== Reading text ==
Verifiable Credentials Decentralized Status
Abstract
Credentials give information about a subject that helps in its recognition by a third party, usually to provide a service or state an assertion given its traits. The verification of credentials needs additional information to assert the validity of the information contained in it. This specification provides a way to store verifiable credential status and verify it in a decentralized context. The architecture enables the verifiable credential holders to store derived status information that can only be resolved by the issuer without prior centralized storage.
Status of the document
This document is a working draft of a possible specification.
Motivation
As stated the status adds information to verifiable credentials to assert credential validity. That piece of information annotates data, the closer it is to the actual information it denotes, the less there are possibilities of uncoupling of the data and its status. Providing a way to store both information at the same place gives a way to provide that proximity. The decentralized way of seeing status storage differ from actual status list specifications since it requires no centralized storage for statuses which makes them faster to resolve and then better scales with the projected number of emitted verifiable credentials. It also makes other tradeoffs about privacy (see 6. Privacy considerations) staying reasonable with those concerns. This specification is open to contributions to better solve the status issue deepening further the work on revocation which is still ongoing.
1. Introduction
1.1 Specifications
- HOTP
2. Data Model
2.1 Status Tokens
Status tokens are the major components of this specification. They enable holders to store the status information without disclosing it, making the status only resolvable by the issuer. Those tokens are made of two parts: the first contains encoded information that helps resolve the second part. The latter contains a status cryptographic derivation.
===
== Supplied records ==
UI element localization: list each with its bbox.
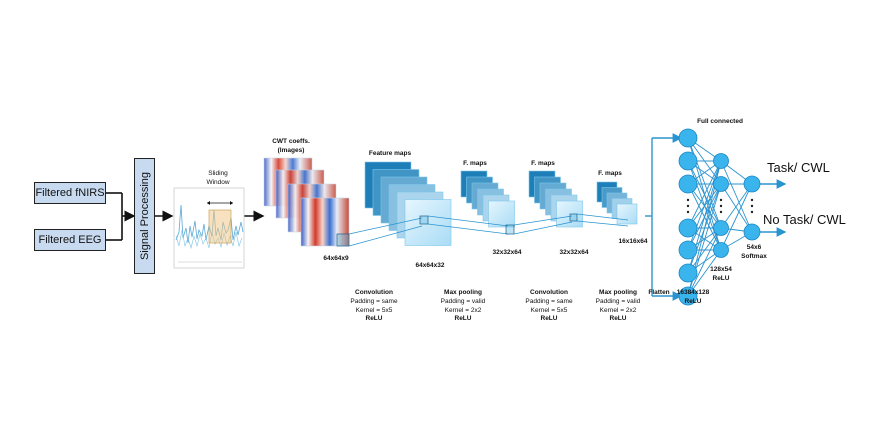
neuron: [678, 218, 698, 238]
window-highlight: [208, 209, 232, 244]
neuron: [678, 286, 698, 306]
cwt-title: CWT coeffs. (Images): [272, 138, 310, 154]
fc-connection: [720, 183, 753, 233]
fmaps1-dims: 32x32x64: [492, 249, 522, 256]
cwt-image-slice: [300, 197, 350, 247]
fmaps2-title: F. maps: [531, 160, 555, 167]
neuron: [678, 263, 698, 283]
fmaps1-title: F. maps: [463, 160, 487, 167]
ellipsis-dot: [686, 204, 690, 208]
fmap3-slice: [616, 203, 638, 225]
feature-map-stacks: [364, 161, 638, 246]
neuron: [678, 128, 698, 148]
fc-connection: [687, 227, 722, 297]
fmaps2-dims: 32x32x64: [559, 249, 589, 256]
flatten-label: Flatten: [648, 289, 670, 296]
ellipsis-dot: [750, 210, 754, 214]
filtered-fnirs-label: Filtered fNIRS: [35, 187, 105, 199]
cwt-dims: 64x64x9: [323, 255, 349, 262]
filtered-eeg-label: Filtered EEG: [38, 234, 102, 246]
ellipsis-dot: [719, 198, 723, 202]
neuron: [743, 175, 761, 193]
dense2-label: 128x54 ReLU: [710, 266, 732, 282]
ellipsis-dot: [750, 204, 754, 208]
fc-connection: [720, 183, 753, 251]
neuron: [713, 153, 729, 169]
conv2-description: Convolution Padding = same Kernel = 5x5 …: [525, 289, 573, 323]
signal-processing-label: Signal Processing: [138, 171, 151, 261]
neuron: [743, 223, 761, 241]
cwt-image-stack: [263, 157, 350, 247]
neuron: [713, 176, 729, 192]
dense3-label: 54x6 Softmax: [741, 244, 767, 260]
sliding-window-label: Sliding Window: [206, 170, 230, 186]
conv1-description: Convolution Padding = same Kernel = 5x5 …: [350, 289, 398, 323]
fmaps3-title: F. maps: [598, 170, 622, 177]
sliding-window-plot: [173, 187, 245, 269]
fc-connection: [687, 160, 722, 229]
ellipsis-dot: [686, 210, 690, 214]
pool1-description: Max pooling Padding = valid Kernel = 2x2…: [440, 289, 486, 323]
projection-lines: [336, 213, 629, 247]
neuron: [713, 220, 729, 236]
feature-maps-dims: 64x64x32: [415, 262, 445, 269]
neuron: [678, 174, 698, 194]
filtered-eeg-box: Filtered EEG: [34, 229, 106, 251]
flatten-bracket: [645, 133, 683, 301]
ellipsis-dot: [750, 198, 754, 202]
feature-maps-title: Feature maps: [368, 150, 412, 157]
neuron: [678, 151, 698, 171]
output-task-label: Task/ CWL: [767, 160, 830, 175]
neuron: [713, 242, 729, 258]
fc-connection: [687, 249, 722, 297]
pool2-description: Max pooling Padding = valid Kernel = 2x2…: [595, 289, 641, 323]
fmap1-slice: [488, 200, 515, 228]
output-arrows: [760, 179, 787, 237]
ellipsis-dot: [719, 210, 723, 214]
fully-connected-network: [678, 128, 761, 306]
fc-connection: [687, 137, 722, 229]
fmaps3-dims: 16x16x64: [618, 238, 648, 245]
filtered-fnirs-box: Filtered fNIRS: [34, 182, 106, 204]
fc-connection: [720, 160, 753, 233]
ellipsis-dot: [686, 198, 690, 202]
input-connectors: [106, 192, 265, 241]
dense1-label: 16384x128 ReLU: [676, 289, 710, 305]
signal-processing-box: Signal Processing: [134, 158, 155, 274]
neuron: [678, 240, 698, 260]
ellipsis-dot: [719, 204, 723, 208]
full-connected-title: Full connected: [697, 118, 743, 125]
fc-connection: [720, 183, 753, 229]
output-no-task-label: No Task/ CWL: [763, 212, 846, 227]
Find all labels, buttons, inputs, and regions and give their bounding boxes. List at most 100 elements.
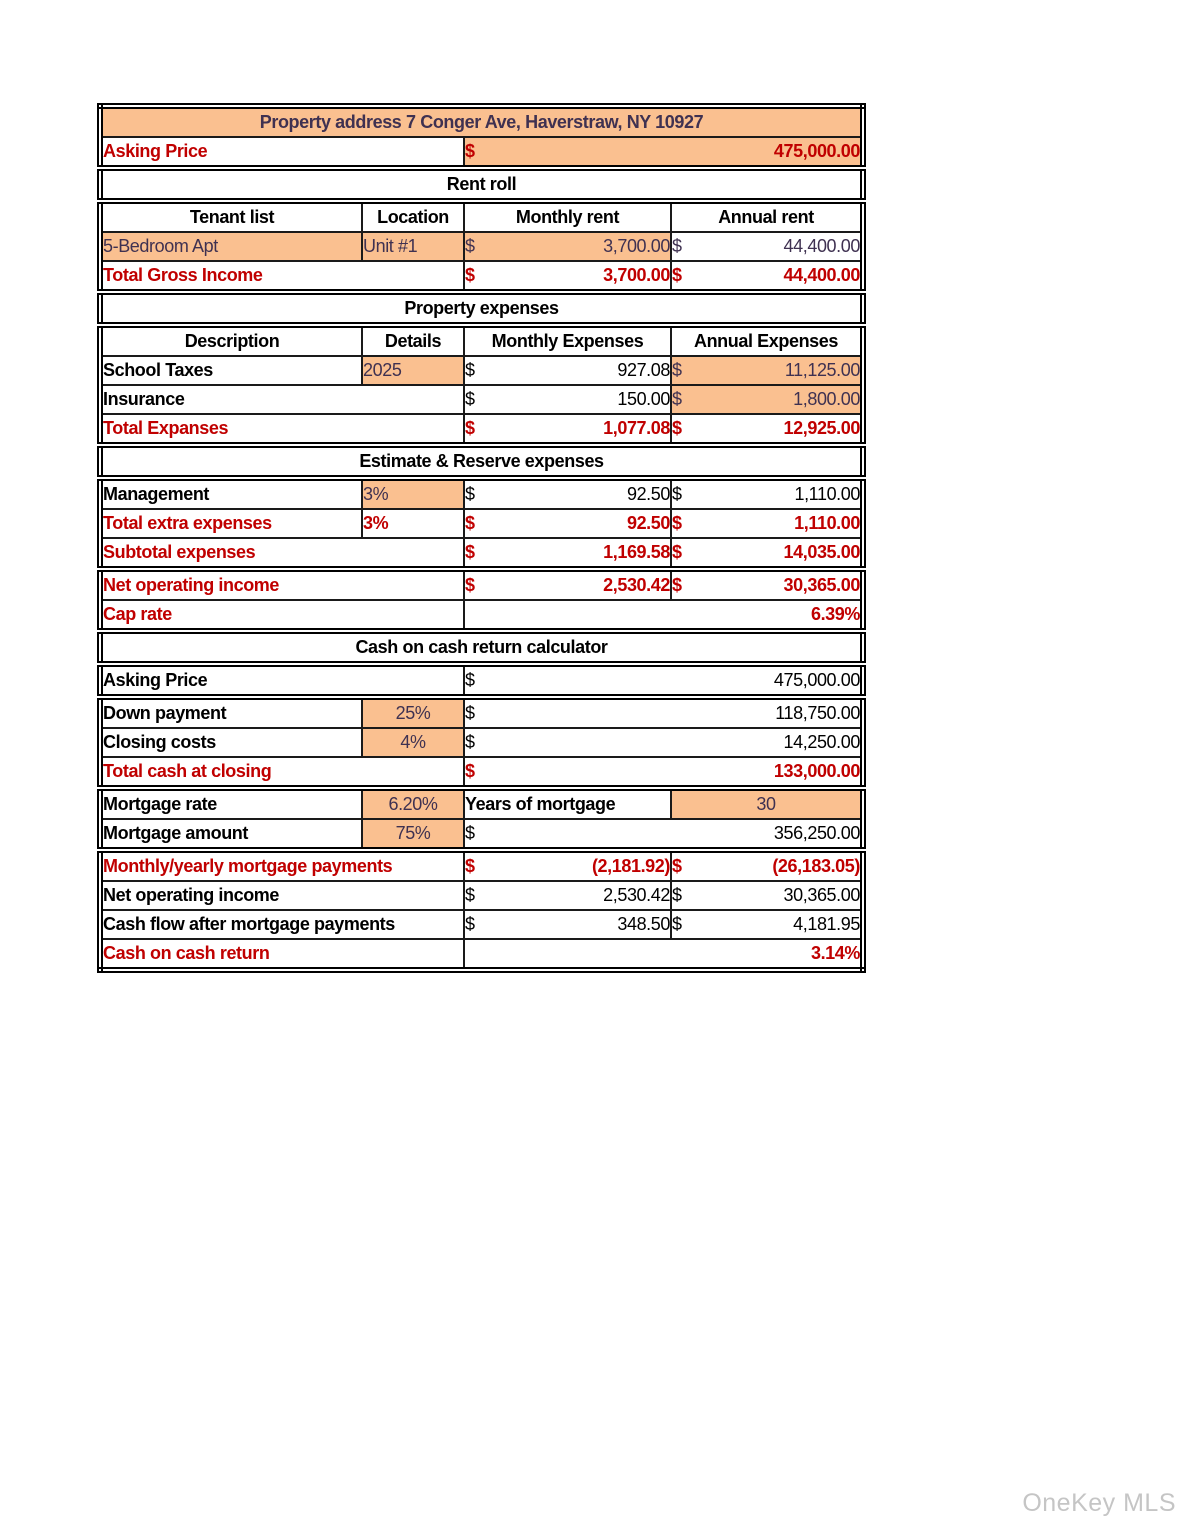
cash-flow-annual: $ 4,181.95 (670, 909, 864, 940)
header-monthly-expenses: Monthly Expenses (463, 322, 672, 357)
noi-monthly-amount: 2,530.42 (603, 575, 670, 595)
currency-symbol: $ (672, 513, 682, 533)
management-monthly: $ 92.50 (463, 475, 672, 510)
calc-noi-annual: $ 30,365.00 (670, 880, 864, 911)
school-taxes-annual: $ 11,125.00 (670, 355, 864, 386)
total-gross-income-label: Total Gross Income (99, 260, 465, 293)
row-mortgage-payments: Monthly/yearly mortgage payments $ (2,18… (99, 847, 864, 882)
coc-return-label: Cash on cash return (99, 938, 465, 971)
currency-symbol: $ (465, 885, 475, 905)
asking-price-value: $ 475,000.00 (463, 136, 864, 169)
currency-symbol: $ (465, 542, 475, 562)
header-monthly-rent: Monthly rent (463, 198, 672, 233)
insurance-monthly-amount: 150.00 (617, 389, 670, 409)
down-payment-value: $ 118,750.00 (463, 694, 864, 729)
mortgage-amount-label: Mortgage amount (99, 818, 363, 851)
cash-flow-monthly: $ 348.50 (463, 909, 672, 940)
header-location: Location (361, 198, 465, 233)
calc-asking-price-label: Asking Price (99, 661, 465, 698)
coc-return-value: 3.14% (463, 938, 864, 971)
row-insurance: Insurance $ 150.00 $ 1,800.00 (99, 384, 864, 415)
row-down-payment: Down payment 25% $ 118,750.00 (99, 694, 864, 729)
property-expenses-title: Property expenses (99, 289, 864, 326)
currency-symbol: $ (465, 141, 475, 161)
subtotal-annual-amount: 14,035.00 (783, 542, 861, 562)
school-taxes-annual-amount: 11,125.00 (784, 360, 861, 380)
currency-symbol: $ (672, 236, 682, 256)
subtotal-label: Subtotal expenses (99, 537, 465, 570)
years-of-mortgage-value: 30 (670, 785, 864, 820)
row-total-cash-at-closing: Total cash at closing $ 133,000.00 (99, 756, 864, 789)
investment-analysis-table: Property address 7 Conger Ave, Haverstra… (97, 103, 866, 973)
total-extra-annual-amount: 1,110.00 (794, 513, 860, 533)
row-total-gross-income: Total Gross Income $ 3,700.00 $ 44,400.0… (99, 260, 864, 293)
currency-symbol: $ (672, 265, 682, 285)
mortgage-amount-value: $ 356,250.00 (463, 818, 864, 851)
total-cash-amount: 133,000.00 (773, 761, 860, 781)
cap-rate-value: 6.39% (463, 599, 864, 632)
total-extra-monthly: $ 92.50 (463, 508, 672, 539)
closing-costs-label: Closing costs (99, 727, 363, 758)
total-cash-label: Total cash at closing (99, 756, 465, 789)
asking-price-amount: 475,000.00 (773, 141, 860, 161)
calc-noi-annual-amount: 30,365.00 (783, 885, 861, 905)
unit-tenant: 5-Bedroom Apt (99, 231, 363, 262)
calc-noi-monthly-amount: 2,530.42 (603, 885, 670, 905)
school-taxes-monthly: $ 927.08 (463, 355, 672, 386)
currency-symbol: $ (672, 360, 682, 380)
asking-price-label: Asking Price (99, 136, 465, 169)
unit-monthly-rent: $ 3,700.00 (463, 231, 672, 262)
subtotal-annual: $ 14,035.00 (670, 537, 864, 570)
row-reserve-title: Estimate & Reserve expenses (99, 442, 864, 479)
currency-symbol: $ (465, 761, 475, 781)
cap-rate-label: Cap rate (99, 599, 465, 632)
total-extra-monthly-amount: 92.50 (626, 513, 670, 533)
mortgage-payments-label: Monthly/yearly mortgage payments (99, 847, 465, 882)
row-cash-flow: Cash flow after mortgage payments $ 348.… (99, 909, 864, 940)
reserve-title: Estimate & Reserve expenses (99, 442, 864, 479)
total-cash-value: $ 133,000.00 (463, 756, 864, 789)
total-expanses-annual: $ 12,925.00 (670, 413, 864, 446)
noi-label: Net operating income (99, 566, 465, 601)
currency-symbol: $ (465, 703, 475, 723)
mortgage-amount-amount: 356,250.00 (773, 823, 860, 843)
row-cash-on-cash-return: Cash on cash return 3.14% (99, 938, 864, 971)
row-calc-title: Cash on cash return calculator (99, 628, 864, 665)
currency-symbol: $ (672, 418, 682, 438)
closing-costs-value: $ 14,250.00 (463, 727, 864, 758)
currency-symbol: $ (465, 732, 475, 752)
unit-monthly-amount: 3,700.00 (603, 236, 670, 256)
calc-title: Cash on cash return calculator (99, 628, 864, 665)
row-mortgage-amount: Mortgage amount 75% $ 356,250.00 (99, 818, 864, 851)
row-total-expanses: Total Expanses $ 1,077.08 $ 12,925.00 (99, 413, 864, 446)
currency-symbol: $ (672, 856, 682, 876)
mortgage-amount-pct: 75% (361, 818, 465, 851)
down-payment-label: Down payment (99, 694, 363, 729)
header-annual-expenses: Annual Expenses (670, 322, 864, 357)
school-taxes-monthly-amount: 927.08 (617, 360, 670, 380)
subtotal-monthly-amount: 1,169.58 (603, 542, 670, 562)
row-total-extra-expenses: Total extra expenses 3% $ 92.50 $ 1,110.… (99, 508, 864, 539)
currency-symbol: $ (465, 265, 475, 285)
unit-annual-rent: $ 44,400.00 (670, 231, 864, 262)
row-mortgage-rate: Mortgage rate 6.20% Years of mortgage 30 (99, 785, 864, 820)
management-annual: $ 1,110.00 (670, 475, 864, 510)
currency-symbol: $ (672, 885, 682, 905)
rent-roll-title: Rent roll (99, 165, 864, 202)
management-monthly-amount: 92.50 (626, 484, 670, 504)
onekey-mls-watermark: OneKey MLS (1022, 1489, 1176, 1517)
noi-annual: $ 30,365.00 (670, 566, 864, 601)
row-unit-1: 5-Bedroom Apt Unit #1 $ 3,700.00 $ 44,40… (99, 231, 864, 262)
down-payment-pct: 25% (361, 694, 465, 729)
total-extra-label: Total extra expenses (99, 508, 363, 539)
currency-symbol: $ (465, 389, 475, 409)
row-expenses-headers: Description Details Monthly Expenses Ann… (99, 322, 864, 357)
mortgage-payments-monthly-amount: (2,181.92) (591, 856, 670, 876)
row-property-address: Property address 7 Conger Ave, Haverstra… (99, 105, 864, 138)
calc-noi-label: Net operating income (99, 880, 465, 911)
noi-annual-amount: 30,365.00 (783, 575, 861, 595)
header-tenant-list: Tenant list (99, 198, 363, 233)
insurance-monthly: $ 150.00 (463, 384, 672, 415)
currency-symbol: $ (465, 236, 475, 256)
property-address-header: Property address 7 Conger Ave, Haverstra… (99, 105, 864, 138)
===
• Task requirements
A) In the decentralized status text, what are the two parts of a status token?
B) Copy the decentralized status text from "Verifiable Credentials Decentralized" to "prior centralized storage.".

• Expected responses
A) The first part holds encoded information that helps resolve the second part, and the second part holds a cryptographic derivation of the status.

B)
Verifiable Credentials Decentralized Status
Abstract
Credentials give information about a subject that helps in its recognition by a third party, usually to provide a service or state an assertion given its traits. The verification of credentials needs additional information to assert the validity of the information contained in it. This specification provides a way to store verifiable credential status and verify it in a decentralized context. The architecture enables the verifiable credential holders to store derived status information that can only be resolved by the issuer without prior centralized storage.